What is required: Copy out every line of the data where the word "genes" is found.

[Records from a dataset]
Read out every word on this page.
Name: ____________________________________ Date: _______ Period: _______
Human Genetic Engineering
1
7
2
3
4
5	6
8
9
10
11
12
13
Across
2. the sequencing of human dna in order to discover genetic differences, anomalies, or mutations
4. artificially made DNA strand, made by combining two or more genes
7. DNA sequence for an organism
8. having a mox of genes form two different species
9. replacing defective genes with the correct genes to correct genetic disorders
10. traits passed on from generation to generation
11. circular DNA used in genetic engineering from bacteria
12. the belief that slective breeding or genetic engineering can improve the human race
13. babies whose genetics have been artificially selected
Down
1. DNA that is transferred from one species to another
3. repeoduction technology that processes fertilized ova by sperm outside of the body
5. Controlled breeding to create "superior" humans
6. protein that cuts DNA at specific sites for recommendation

--

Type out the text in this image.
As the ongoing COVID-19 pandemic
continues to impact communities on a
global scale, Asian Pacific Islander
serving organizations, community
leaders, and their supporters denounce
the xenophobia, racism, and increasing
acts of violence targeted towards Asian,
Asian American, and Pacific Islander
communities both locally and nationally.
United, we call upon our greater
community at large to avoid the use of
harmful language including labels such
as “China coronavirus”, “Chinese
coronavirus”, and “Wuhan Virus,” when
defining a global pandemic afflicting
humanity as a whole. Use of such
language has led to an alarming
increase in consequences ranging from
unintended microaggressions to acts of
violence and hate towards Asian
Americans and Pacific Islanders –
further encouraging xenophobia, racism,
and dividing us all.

Exercise response:
4. artificially made DNA strand, made by combining two or more genes
8. having a mox of genes form two different species
9. replacing defective genes with the correct genes to correct genetic disorders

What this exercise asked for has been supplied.